● Objective
List each line of the data that holds the word "value".

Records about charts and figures
======
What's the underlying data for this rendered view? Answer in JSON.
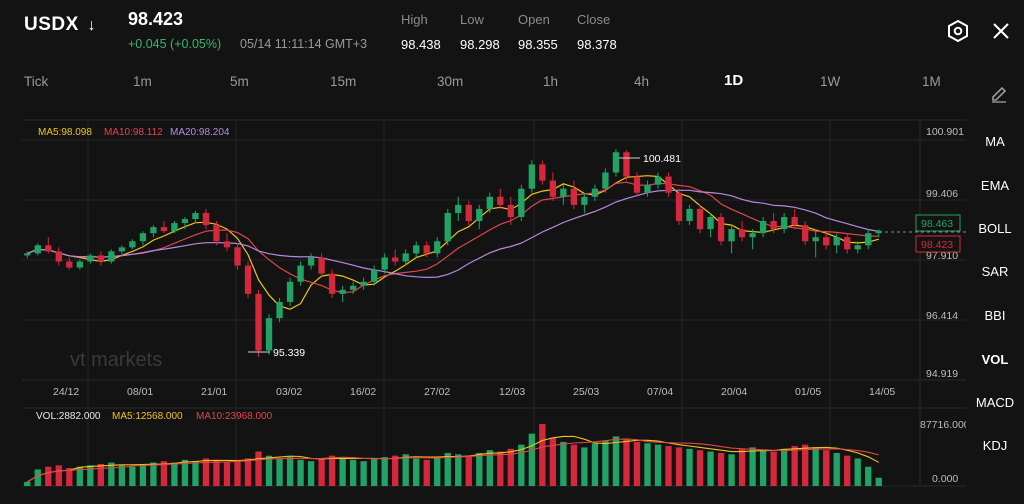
{
  "header": {
    "symbol": "USDX",
    "price": "98.423",
    "change": "+0.045 (+0.05%)",
    "time": "05/14 11:11:14 GMT+3",
    "stats": [
      {
        "label": "High",
        "value": "98.438"
      },
      {
        "label": "Low",
        "value": "98.298"
      },
      {
        "label": "Open",
        "value": "98.355"
      },
      {
        "label": "Close",
        "value": "98.378"
      }
    ]
  },
  "timeframes": [
    "Tick",
    "1m",
    "5m",
    "15m",
    "30m",
    "1h",
    "4h",
    "1D",
    "1W",
    "1M"
  ],
  "active_timeframe": "1D",
  "indicators": [
    "MA",
    "EMA",
    "BOLL",
    "SAR",
    "BBI",
    "VOL",
    "MACD",
    "KDJ"
  ],
  "active_indicator": "VOL",
  "watermark": "vt markets",
  "colors": {
    "up": "#21a366",
    "down": "#d6283d",
    "ma5": "#f0c419",
    "ma10": "#e0454c",
    "ma20": "#b58ae0"
  },
  "price_legend": {
    "ma5": "MA5:98.098",
    "ma10": "MA10:98.112",
    "ma20": "MA20:98.204"
  },
  "volume_legend": {
    "vol": "VOL:2882.000",
    "ma5": "MA5:12568.000",
    "ma10": "MA10:23968.000"
  },
  "chart_data": {
    "type": "candlestick",
    "y_ticks": [
      "100.901",
      "99.406",
      "97.910",
      "96.414",
      "94.919"
    ],
    "ylim": [
      94.919,
      100.901
    ],
    "x_ticks": [
      "24/12",
      "08/01",
      "21/01",
      "03/02",
      "16/02",
      "27/02",
      "12/03",
      "25/03",
      "07/04",
      "20/04",
      "01/05",
      "14/05"
    ],
    "annotations": {
      "high": "100.481",
      "low": "95.339"
    },
    "price_tags": [
      {
        "label": "98.463",
        "color": "up"
      },
      {
        "label": "98.423",
        "color": "down"
      }
    ],
    "volume_ticks": [
      "87716.000",
      "0.000"
    ],
    "candles": [
      [
        97.85,
        97.95,
        97.78,
        97.9
      ],
      [
        97.9,
        98.15,
        97.85,
        98.1
      ],
      [
        98.1,
        98.3,
        97.9,
        97.95
      ],
      [
        97.95,
        98.05,
        97.6,
        97.7
      ],
      [
        97.7,
        97.8,
        97.5,
        97.55
      ],
      [
        97.55,
        97.75,
        97.5,
        97.7
      ],
      [
        97.7,
        97.9,
        97.65,
        97.85
      ],
      [
        97.85,
        97.95,
        97.6,
        97.7
      ],
      [
        97.7,
        98.0,
        97.65,
        97.95
      ],
      [
        97.95,
        98.1,
        97.85,
        98.05
      ],
      [
        98.05,
        98.25,
        98.0,
        98.2
      ],
      [
        98.2,
        98.45,
        98.1,
        98.4
      ],
      [
        98.4,
        98.6,
        98.3,
        98.55
      ],
      [
        98.55,
        98.7,
        98.4,
        98.45
      ],
      [
        98.45,
        98.7,
        98.4,
        98.65
      ],
      [
        98.65,
        98.8,
        98.5,
        98.75
      ],
      [
        98.75,
        98.95,
        98.65,
        98.9
      ],
      [
        98.9,
        99.0,
        98.5,
        98.6
      ],
      [
        98.6,
        98.7,
        98.1,
        98.2
      ],
      [
        98.2,
        98.4,
        97.95,
        98.05
      ],
      [
        98.05,
        98.15,
        97.5,
        97.6
      ],
      [
        97.6,
        97.7,
        96.8,
        96.9
      ],
      [
        96.9,
        97.0,
        95.34,
        95.5
      ],
      [
        95.5,
        96.4,
        95.4,
        96.3
      ],
      [
        96.3,
        96.8,
        96.2,
        96.7
      ],
      [
        96.7,
        97.3,
        96.6,
        97.2
      ],
      [
        97.2,
        97.7,
        97.1,
        97.6
      ],
      [
        97.6,
        97.9,
        97.5,
        97.8
      ],
      [
        97.8,
        97.9,
        97.3,
        97.4
      ],
      [
        97.4,
        97.5,
        96.8,
        96.9
      ],
      [
        96.9,
        97.1,
        96.7,
        97.0
      ],
      [
        97.0,
        97.2,
        96.9,
        97.1
      ],
      [
        97.1,
        97.3,
        97.0,
        97.2
      ],
      [
        97.2,
        97.6,
        97.1,
        97.5
      ],
      [
        97.5,
        97.9,
        97.4,
        97.8
      ],
      [
        97.8,
        98.0,
        97.6,
        97.7
      ],
      [
        97.7,
        98.0,
        97.6,
        97.9
      ],
      [
        97.9,
        98.2,
        97.8,
        98.1
      ],
      [
        98.1,
        98.2,
        97.8,
        97.9
      ],
      [
        97.9,
        98.3,
        97.8,
        98.2
      ],
      [
        98.2,
        99.0,
        98.1,
        98.9
      ],
      [
        98.9,
        99.3,
        98.7,
        99.1
      ],
      [
        99.1,
        99.2,
        98.6,
        98.7
      ],
      [
        98.7,
        99.1,
        98.5,
        99.0
      ],
      [
        99.0,
        99.4,
        98.9,
        99.3
      ],
      [
        99.3,
        99.5,
        99.0,
        99.1
      ],
      [
        99.1,
        99.3,
        98.6,
        98.8
      ],
      [
        98.8,
        99.6,
        98.7,
        99.5
      ],
      [
        99.5,
        100.2,
        99.4,
        100.1
      ],
      [
        100.1,
        100.2,
        99.6,
        99.7
      ],
      [
        99.7,
        99.9,
        99.2,
        99.3
      ],
      [
        99.3,
        99.6,
        99.1,
        99.5
      ],
      [
        99.5,
        99.7,
        99.0,
        99.1
      ],
      [
        99.1,
        99.4,
        98.9,
        99.3
      ],
      [
        99.3,
        99.6,
        99.2,
        99.5
      ],
      [
        99.5,
        100.0,
        99.4,
        99.9
      ],
      [
        99.9,
        100.48,
        99.8,
        100.4
      ],
      [
        100.4,
        100.45,
        99.7,
        99.8
      ],
      [
        99.8,
        99.9,
        99.3,
        99.4
      ],
      [
        99.4,
        99.7,
        99.3,
        99.6
      ],
      [
        99.6,
        99.9,
        99.5,
        99.8
      ],
      [
        99.8,
        99.9,
        99.3,
        99.4
      ],
      [
        99.4,
        99.5,
        98.6,
        98.7
      ],
      [
        98.7,
        99.1,
        98.6,
        99.0
      ],
      [
        99.0,
        99.1,
        98.4,
        98.5
      ],
      [
        98.5,
        98.9,
        98.3,
        98.8
      ],
      [
        98.8,
        98.9,
        98.1,
        98.2
      ],
      [
        98.2,
        98.6,
        97.9,
        98.5
      ],
      [
        98.5,
        98.7,
        98.2,
        98.3
      ],
      [
        98.3,
        98.5,
        98.0,
        98.4
      ],
      [
        98.4,
        98.8,
        98.3,
        98.7
      ],
      [
        98.7,
        98.9,
        98.4,
        98.5
      ],
      [
        98.5,
        98.9,
        98.4,
        98.8
      ],
      [
        98.8,
        99.0,
        98.5,
        98.6
      ],
      [
        98.6,
        98.7,
        98.1,
        98.2
      ],
      [
        98.2,
        98.5,
        97.8,
        98.3
      ],
      [
        98.3,
        98.4,
        98.0,
        98.1
      ],
      [
        98.1,
        98.4,
        97.9,
        98.3
      ],
      [
        98.3,
        98.4,
        97.9,
        98.0
      ],
      [
        98.0,
        98.2,
        97.9,
        98.1
      ],
      [
        98.1,
        98.5,
        98.0,
        98.4
      ],
      [
        98.4,
        98.5,
        98.3,
        98.46
      ]
    ],
    "volumes": [
      3,
      12,
      14,
      15,
      13,
      14,
      15,
      16,
      17,
      15,
      14,
      16,
      17,
      18,
      17,
      19,
      18,
      20,
      19,
      17,
      18,
      20,
      25,
      22,
      20,
      21,
      19,
      18,
      20,
      22,
      21,
      19,
      18,
      20,
      21,
      22,
      23,
      20,
      19,
      21,
      24,
      23,
      22,
      24,
      26,
      25,
      27,
      30,
      38,
      45,
      35,
      32,
      30,
      28,
      31,
      33,
      36,
      34,
      32,
      31,
      30,
      29,
      28,
      27,
      26,
      25,
      24,
      23,
      27,
      28,
      26,
      25,
      27,
      29,
      30,
      28,
      26,
      24,
      22,
      20,
      14,
      6
    ]
  }
}
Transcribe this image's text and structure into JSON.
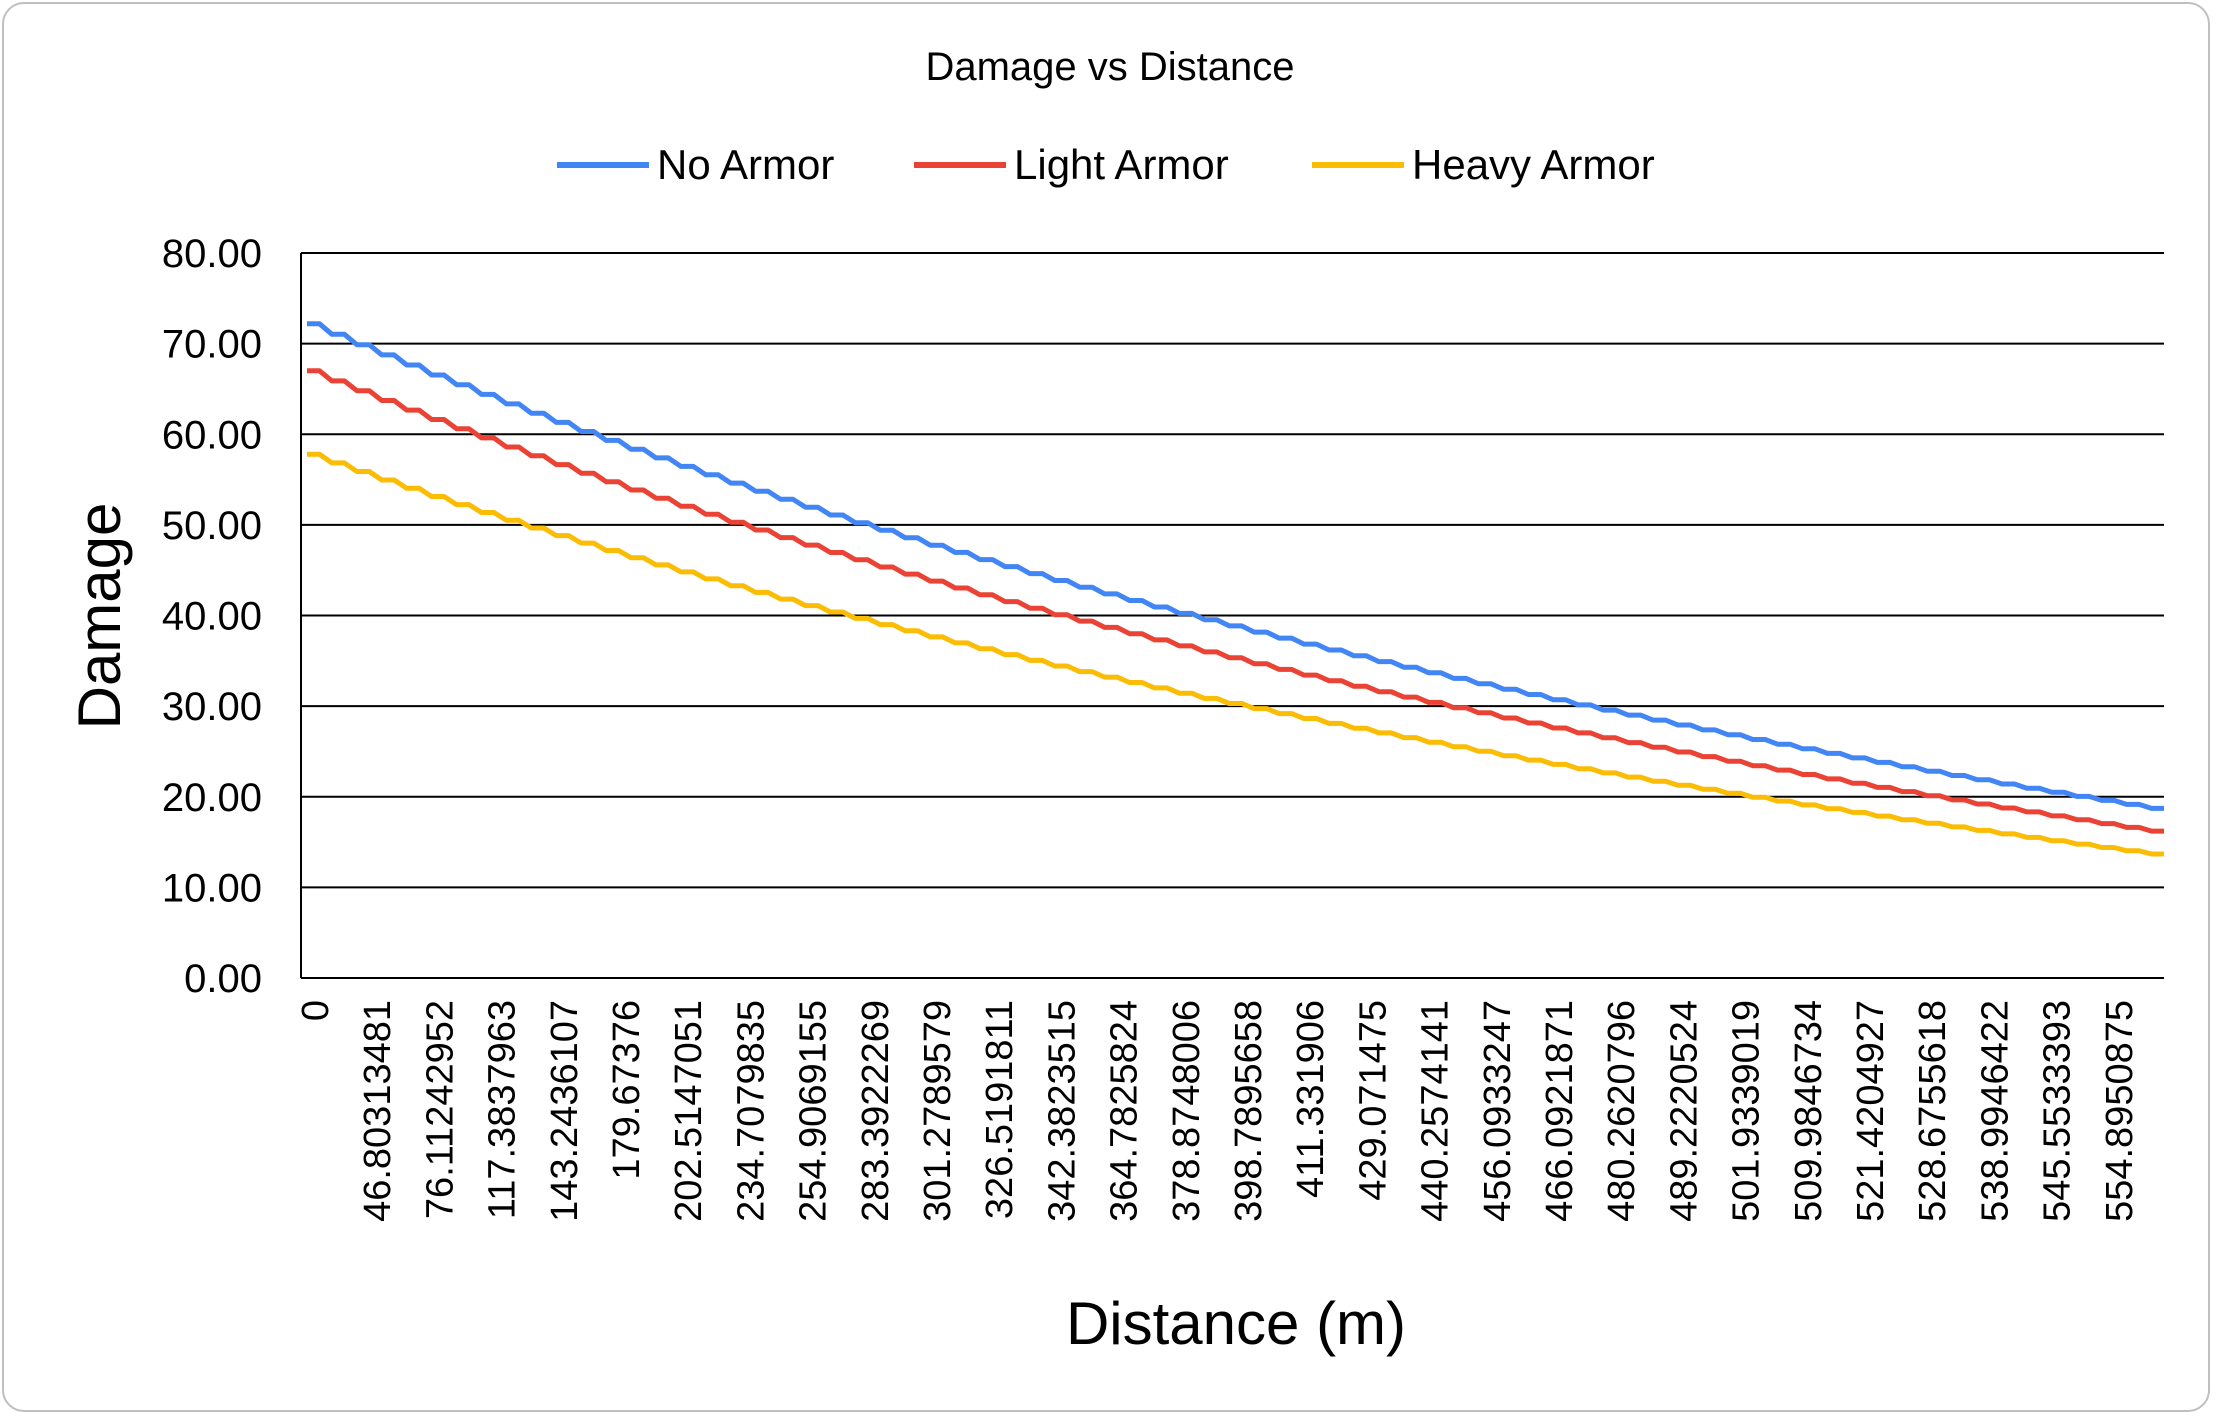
======
● Result of this task
        "value": "98.438"
        "value": "98.298"
        "value": "98.355"
        "value": "98.378"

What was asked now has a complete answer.